**DATA EXCERPTS:**
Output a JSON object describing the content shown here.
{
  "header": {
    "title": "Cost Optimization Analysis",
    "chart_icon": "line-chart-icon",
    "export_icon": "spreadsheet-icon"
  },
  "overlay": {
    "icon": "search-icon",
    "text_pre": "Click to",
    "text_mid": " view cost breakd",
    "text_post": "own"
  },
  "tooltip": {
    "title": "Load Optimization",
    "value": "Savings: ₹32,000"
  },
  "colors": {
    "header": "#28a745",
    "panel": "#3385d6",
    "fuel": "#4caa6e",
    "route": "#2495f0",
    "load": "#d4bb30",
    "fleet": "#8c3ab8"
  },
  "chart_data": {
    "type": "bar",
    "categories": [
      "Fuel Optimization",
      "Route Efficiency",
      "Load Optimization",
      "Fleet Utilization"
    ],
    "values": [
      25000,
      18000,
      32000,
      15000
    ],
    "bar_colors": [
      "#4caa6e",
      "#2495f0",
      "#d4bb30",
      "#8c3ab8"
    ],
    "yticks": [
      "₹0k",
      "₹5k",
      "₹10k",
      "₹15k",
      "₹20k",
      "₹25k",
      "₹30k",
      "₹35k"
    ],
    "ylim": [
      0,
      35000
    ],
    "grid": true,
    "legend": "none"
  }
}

**TASK OBJECTIVE:** Pick out all lines from the data above in which the word "title" appears.

**SOLUTION FOR THIS PROBLEM:**
    "title": "Cost Optimization Analysis",
    "title": "Load Optimization",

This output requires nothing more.